— Begin —

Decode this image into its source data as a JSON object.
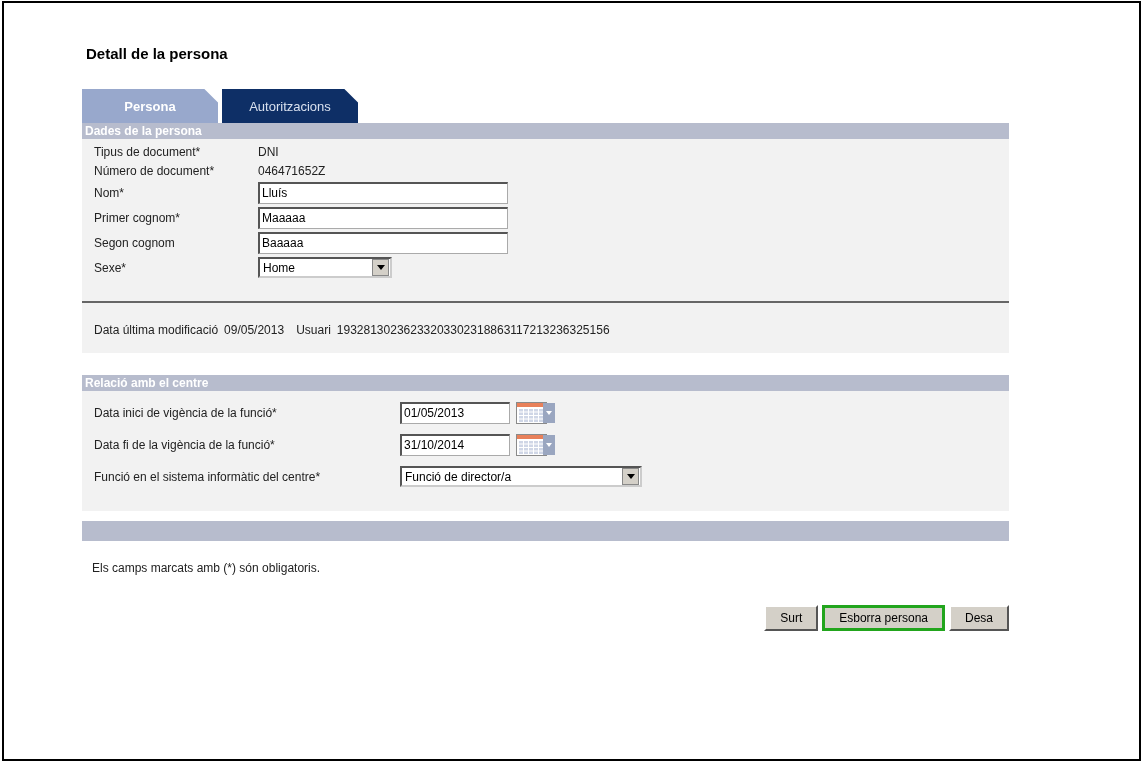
{
  "title": "Detall de la persona",
  "tabs": [
    {
      "label": "Persona",
      "selected": true
    },
    {
      "label": "Autoritzacions",
      "selected": false
    }
  ],
  "person_section": {
    "title": "Dades de la persona",
    "fields": [
      {
        "kind": "text",
        "label": "Tipus de document*",
        "value": "DNI"
      },
      {
        "kind": "text",
        "label": "Número de document*",
        "value": "046471652Z"
      },
      {
        "kind": "input",
        "label": "Nom*",
        "value": "Lluís"
      },
      {
        "kind": "input",
        "label": "Primer cognom*",
        "value": "Maaaaa"
      },
      {
        "kind": "input",
        "label": "Segon cognom",
        "value": "Baaaaa"
      },
      {
        "kind": "select",
        "label": "Sexe*",
        "value": "Home"
      }
    ],
    "modification": {
      "label": "Data última modificació",
      "date": "09/05/2013",
      "user_label": "Usuari",
      "user": "19328130236233203302318863117213236325156"
    }
  },
  "centre_section": {
    "title": "Relació amb el centre",
    "fields": [
      {
        "kind": "date",
        "label": "Data inici de vigència de la funció*",
        "value": "01/05/2013"
      },
      {
        "kind": "date",
        "label": "Data fi de la vigència de la funció*",
        "value": "31/10/2014"
      },
      {
        "kind": "select",
        "label": "Funció en el sistema informàtic del centre*",
        "value": "Funció de director/a"
      }
    ]
  },
  "note": "Els camps marcats amb (*) són obligatoris.",
  "buttons": [
    {
      "label": "Surt",
      "focused": false
    },
    {
      "label": "Esborra persona",
      "focused": true
    },
    {
      "label": "Desa",
      "focused": false
    }
  ]
}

— End —

■ Instructions for the task
Transcribe every entry word for word, but skip the pictures.

■ Solution
Decode this image into its source data as a JSON object.
{
  "title": "Detall de la persona",
  "tabs": [
    {
      "label": "Persona",
      "selected": true
    },
    {
      "label": "Autoritzacions",
      "selected": false
    }
  ],
  "person_section": {
    "title": "Dades de la persona",
    "fields": [
      {
        "kind": "text",
        "label": "Tipus de document*",
        "value": "DNI"
      },
      {
        "kind": "text",
        "label": "Número de document*",
        "value": "046471652Z"
      },
      {
        "kind": "input",
        "label": "Nom*",
        "value": "Lluís"
      },
      {
        "kind": "input",
        "label": "Primer cognom*",
        "value": "Maaaaa"
      },
      {
        "kind": "input",
        "label": "Segon cognom",
        "value": "Baaaaa"
      },
      {
        "kind": "select",
        "label": "Sexe*",
        "value": "Home"
      }
    ],
    "modification": {
      "label": "Data última modificació",
      "date": "09/05/2013",
      "user_label": "Usuari",
      "user": "19328130236233203302318863117213236325156"
    }
  },
  "centre_section": {
    "title": "Relació amb el centre",
    "fields": [
      {
        "kind": "date",
        "label": "Data inici de vigència de la funció*",
        "value": "01/05/2013"
      },
      {
        "kind": "date",
        "label": "Data fi de la vigència de la funció*",
        "value": "31/10/2014"
      },
      {
        "kind": "select",
        "label": "Funció en el sistema informàtic del centre*",
        "value": "Funció de director/a"
      }
    ]
  },
  "note": "Els camps marcats amb (*) són obligatoris.",
  "buttons": [
    {
      "label": "Surt",
      "focused": false
    },
    {
      "label": "Esborra persona",
      "focused": true
    },
    {
      "label": "Desa",
      "focused": false
    }
  ]
}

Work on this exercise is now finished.